**WHAT IS ASKED:** Could you rewrite each line of the items below as a JSON list of strings, one string per line, leaving out blank lines?

**DATA RECORDS:**
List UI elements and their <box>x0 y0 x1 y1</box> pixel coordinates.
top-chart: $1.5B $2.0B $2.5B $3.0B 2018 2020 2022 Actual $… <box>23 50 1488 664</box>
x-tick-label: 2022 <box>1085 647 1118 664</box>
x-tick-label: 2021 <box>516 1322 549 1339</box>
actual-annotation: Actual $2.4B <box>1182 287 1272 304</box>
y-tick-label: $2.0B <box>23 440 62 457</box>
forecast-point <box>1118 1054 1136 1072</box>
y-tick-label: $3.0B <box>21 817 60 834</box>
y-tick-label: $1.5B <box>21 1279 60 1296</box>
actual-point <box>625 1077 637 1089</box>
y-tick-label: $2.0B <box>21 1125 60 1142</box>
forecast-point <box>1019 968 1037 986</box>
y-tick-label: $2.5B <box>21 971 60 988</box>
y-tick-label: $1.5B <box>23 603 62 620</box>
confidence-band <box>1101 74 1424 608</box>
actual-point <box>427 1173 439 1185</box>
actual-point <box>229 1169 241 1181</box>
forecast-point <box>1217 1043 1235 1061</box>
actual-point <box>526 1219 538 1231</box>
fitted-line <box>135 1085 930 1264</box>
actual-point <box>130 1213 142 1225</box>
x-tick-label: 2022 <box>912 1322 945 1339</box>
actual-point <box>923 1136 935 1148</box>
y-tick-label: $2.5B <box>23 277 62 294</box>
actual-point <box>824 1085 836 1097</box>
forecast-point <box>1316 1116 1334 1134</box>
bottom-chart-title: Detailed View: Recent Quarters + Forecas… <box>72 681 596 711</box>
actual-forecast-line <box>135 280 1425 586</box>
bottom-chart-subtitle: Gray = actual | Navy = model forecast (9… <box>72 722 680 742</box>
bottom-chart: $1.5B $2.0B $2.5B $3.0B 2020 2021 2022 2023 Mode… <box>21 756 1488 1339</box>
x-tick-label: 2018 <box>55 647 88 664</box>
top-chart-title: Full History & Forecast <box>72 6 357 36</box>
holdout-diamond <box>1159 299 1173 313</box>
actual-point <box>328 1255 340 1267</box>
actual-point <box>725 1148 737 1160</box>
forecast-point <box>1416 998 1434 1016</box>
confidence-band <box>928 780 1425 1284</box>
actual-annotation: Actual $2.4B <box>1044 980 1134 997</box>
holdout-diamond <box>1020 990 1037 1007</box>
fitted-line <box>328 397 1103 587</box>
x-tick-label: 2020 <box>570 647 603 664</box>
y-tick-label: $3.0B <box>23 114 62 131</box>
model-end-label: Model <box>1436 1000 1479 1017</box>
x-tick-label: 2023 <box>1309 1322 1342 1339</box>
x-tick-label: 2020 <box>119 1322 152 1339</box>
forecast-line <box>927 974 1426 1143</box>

**EXERCISE RESPONSE:**
[
  "List UI elements and their <box>x0 y0 x1 y1</box> pixel coordinates.",
  "top-chart: $1.5B $2.0B $2.5B $3.0B 2018 2020 2022 Actual $… <box>23 50 1488 664</box>",
  "x-tick-label: 2022 <box>1085 647 1118 664</box>",
  "x-tick-label: 2021 <box>516 1322 549 1339</box>",
  "actual-annotation: Actual $2.4B <box>1182 287 1272 304</box>",
  "y-tick-label: $2.0B <box>23 440 62 457</box>",
  "forecast-point <box>1118 1054 1136 1072</box>",
  "y-tick-label: $3.0B <box>21 817 60 834</box>",
  "y-tick-label: $1.5B <box>21 1279 60 1296</box>",
  "actual-point <box>625 1077 637 1089</box>",
  "y-tick-label: $2.0B <box>21 1125 60 1142</box>",
  "forecast-point <box>1019 968 1037 986</box>",
  "y-tick-label: $2.5B <box>21 971 60 988</box>",
  "y-tick-label: $1.5B <box>23 603 62 620</box>",
  "confidence-band <box>1101 74 1424 608</box>",
  "actual-point <box>427 1173 439 1185</box>",
  "actual-point <box>229 1169 241 1181</box>",
  "forecast-point <box>1217 1043 1235 1061</box>",
  "actual-point <box>526 1219 538 1231</box>",
  "fitted-line <box>135 1085 930 1264</box>",
  "actual-point <box>130 1213 142 1225</box>",
  "x-tick-label: 2022 <box>912 1322 945 1339</box>",
  "actual-point <box>923 1136 935 1148</box>",
  "y-tick-label: $2.5B <box>23 277 62 294</box>",
  "actual-point <box>824 1085 836 1097</box>",
  "forecast-point <box>1316 1116 1334 1134</box>",
  "bottom-chart-title: Detailed View: Recent Quarters + Forecas… <box>72 681 596 711</box>",
  "actual-forecast-line <box>135 280 1425 586</box>",
  "bottom-chart-subtitle: Gray = actual | Navy = model forecast (9… <box>72 722 680 742</box>",
  "bottom-chart: $1.5B $2.0B $2.5B $3.0B 2020 2021 2022 2023 Mode… <box>21 756 1488 1339</box>",
  "x-tick-label: 2018 <box>55 647 88 664</box>",
  "top-chart-title: Full History & Forecast <box>72 6 357 36</box>",
  "holdout-diamond <box>1159 299 1173 313</box>",
  "actual-point <box>328 1255 340 1267</box>",
  "actual-point <box>725 1148 737 1160</box>",
  "forecast-point <box>1416 998 1434 1016</box>",
  "confidence-band <box>928 780 1425 1284</box>",
  "actual-annotation: Actual $2.4B <box>1044 980 1134 997</box>",
  "holdout-diamond <box>1020 990 1037 1007</box>",
  "fitted-line <box>328 397 1103 587</box>",
  "x-tick-label: 2020 <box>570 647 603 664</box>",
  "y-tick-label: $3.0B <box>23 114 62 131</box>",
  "model-end-label: Model <box>1436 1000 1479 1017</box>",
  "x-tick-label: 2023 <box>1309 1322 1342 1339</box>",
  "x-tick-label: 2020 <box>119 1322 152 1339</box>",
  "forecast-line <box>927 974 1426 1143</box>"
]